* [YOUR OBJECTIVE] Pull every line holding the string "page" from the records below.

* [SUPPLIED DATA]
* begin *

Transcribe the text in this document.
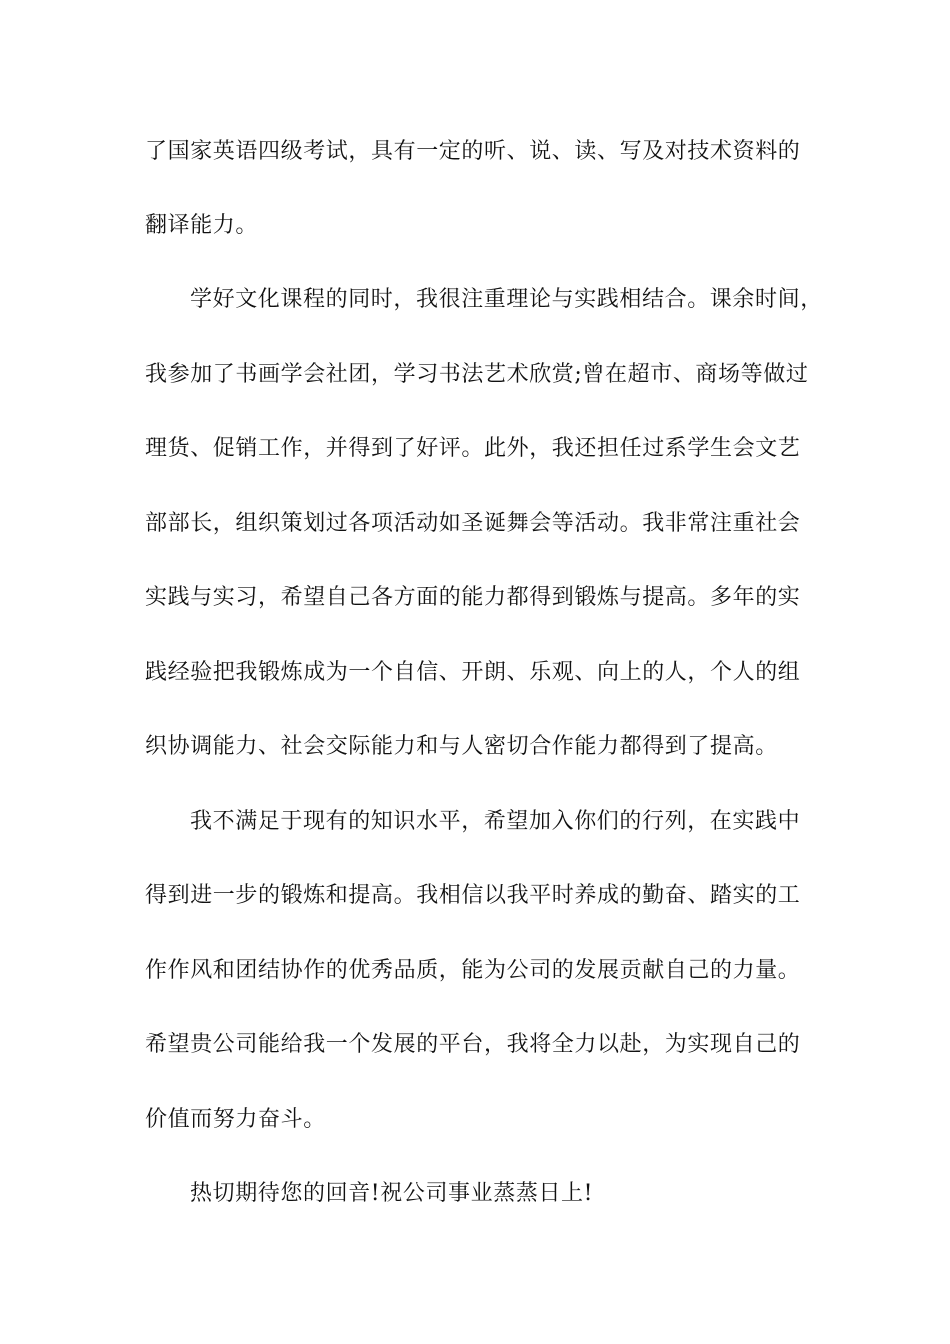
了国家英语四级考试，具有一定的听、说、读、写及对技术资料的
翻译能力。
学好文化课程的同时，我很注重理论与实践相结合。课余时间，
我参加了书画学会社团，学习书法艺术欣赏;曾在超市、商场等做过
理货、促销工作，并得到了好评。此外，我还担任过系学生会文艺
部部长，组织策划过各项活动如圣诞舞会等活动。我非常注重社会
实践与实习，希望自己各方面的能力都得到锻炼与提高。多年的实
践经验把我锻炼成为一个自信、开朗、乐观、向上的人，个人的组
织协调能力、社会交际能力和与人密切合作能力都得到了提高。
我不满足于现有的知识水平，希望加入你们的行列，在实践中
得到进一步的锻炼和提高。我相信以我平时养成的勤奋、踏实的工
作作风和团结协作的优秀品质，能为公司的发展贡献自己的力量。
希望贵公司能给我一个发展的平台，我将全力以赴，为实现自己的
价值而努力奋斗。
热切期待您的回音!祝公司事业蒸蒸日上!
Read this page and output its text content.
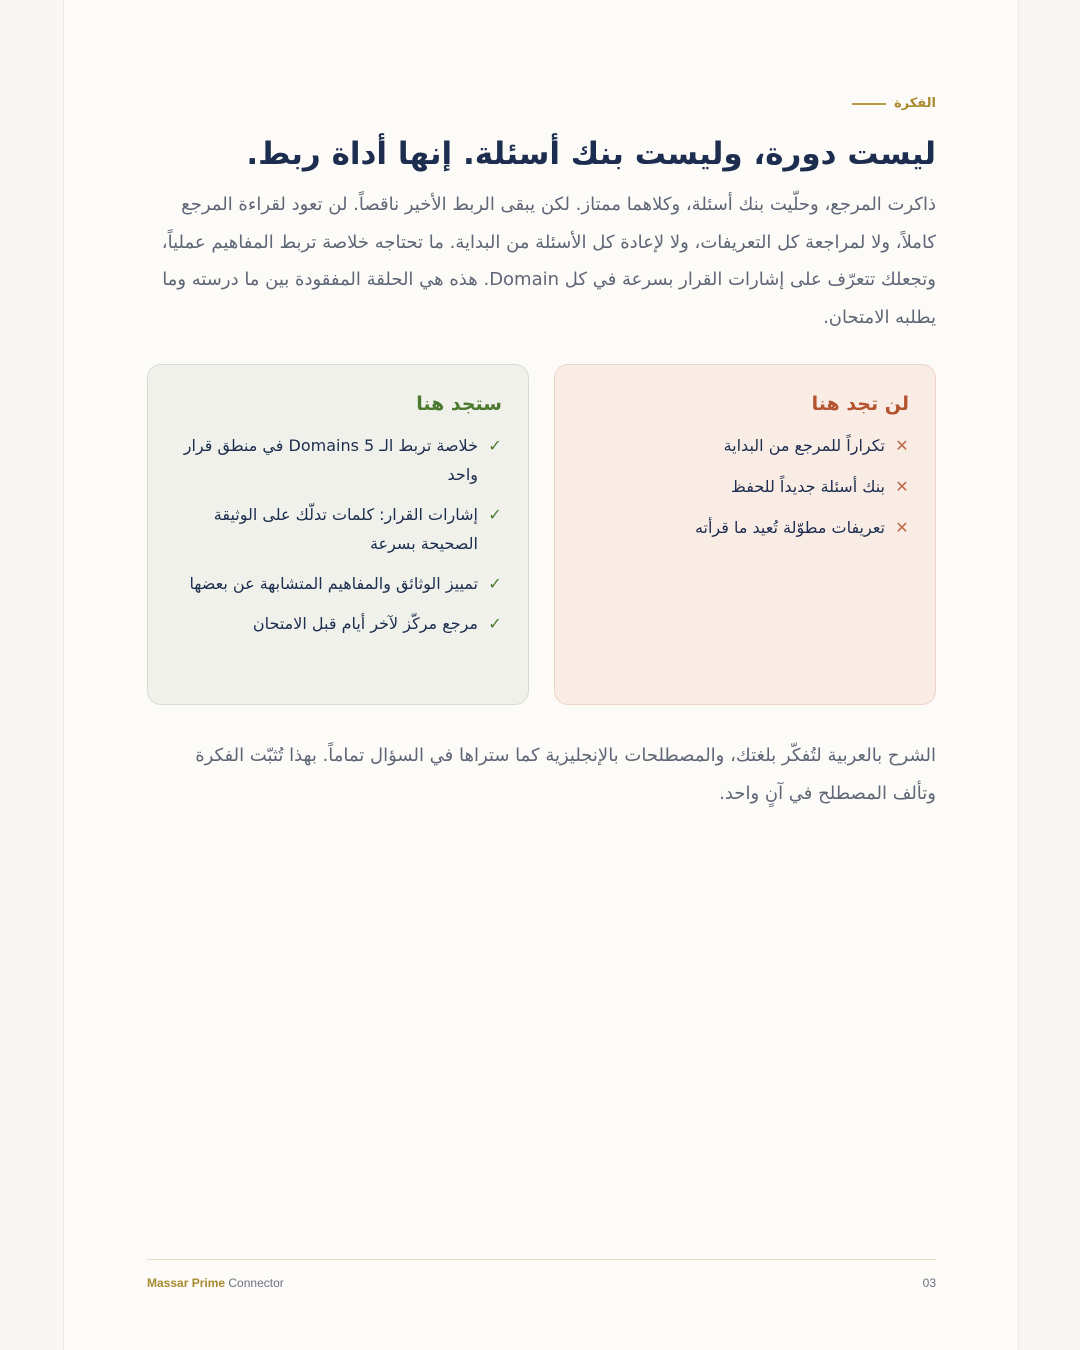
الفكرة
ليست دورة، وليست بنك أسئلة. إنها أداة ربط.

ذاكرت المرجع، وحلّيت بنك أسئلة، وكلاهما ممتاز. لكن يبقى الربط الأخير ناقصاً. لن تعود لقراءة المرجع كاملاً، ولا لمراجعة كل التعريفات، ولا لإعادة كل الأسئلة من البداية. ما تحتاجه خلاصة تربط المفاهيم عملياً، وتجعلك تتعرّف على إشارات القرار بسرعة في كل Domain. هذه هي الحلقة المفقودة بين ما درسته وما يطلبه الامتحان.

لن تجد هنا
✕
تكراراً للمرجع من البداية
✕
بنك أسئلة جديداً للحفظ
✕
تعريفات مطوّلة تُعيد ما قرأته
ستجد هنا
✓
خلاصة تربط الـ 5 Domains في منطق قرار واحد
✓
إشارات القرار: كلمات تدلّك على الوثيقة الصحيحة بسرعة
✓
تمييز الوثائق والمفاهيم المتشابهة عن بعضها
✓
مرجع مركّز لآخر أيام قبل الامتحان

الشرح بالعربية لتُفكّر بلغتك، والمصطلحات بالإنجليزية كما ستراها في السؤال تماماً. بهذا تُثبّت الفكرة وتألف المصطلح في آنٍ واحد.

Massar Prime Connector	03
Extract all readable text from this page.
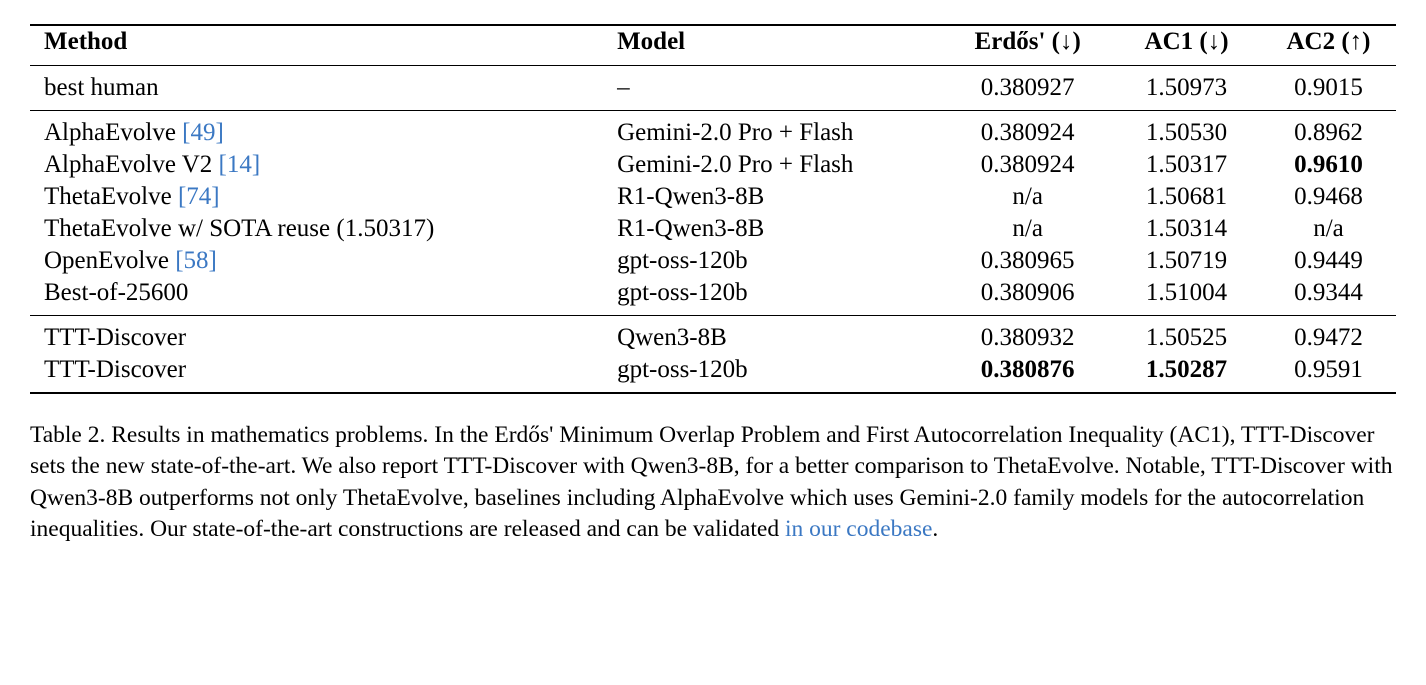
Method	Model	Erdős' (↓)	AC1 (↓)	AC2 (↑)
best human	–	0.380927	1.50973	0.9015
AlphaEvolve [49]	Gemini-2.0 Pro + Flash	0.380924	1.50530	0.8962
AlphaEvolve V2 [14]	Gemini-2.0 Pro + Flash	0.380924	1.50317	0.9610
ThetaEvolve [74]	R1-Qwen3-8B	n/a	1.50681	0.9468
ThetaEvolve w/ SOTA reuse (1.50317)	R1-Qwen3-8B	n/a	1.50314	n/a
OpenEvolve [58]	gpt-oss-120b	0.380965	1.50719	0.9449
Best-of-25600	gpt-oss-120b	0.380906	1.51004	0.9344
TTT-Discover	Qwen3-8B	0.380932	1.50525	0.9472
TTT-Discover	gpt-oss-120b	0.380876	1.50287	0.9591
Table 2. Results in mathematics problems. In the Erdős' Minimum Overlap Problem and First Autocorrelation Inequality (AC1), TTT-Discover sets the new state-of-the-art. We also report TTT-Discover with Qwen3-8B, for a better comparison to ThetaEvolve. Notable, TTT-Discover with Qwen3-8B outperforms not only ThetaEvolve, baselines including AlphaEvolve which uses Gemini-2.0 family models for the autocorrelation inequalities. Our state-of-the-art constructions are released and can be validated in our codebase.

* end *

* [RESULT OF THE TASK]
Read this page and output its text content.
Extract all readable text from this page.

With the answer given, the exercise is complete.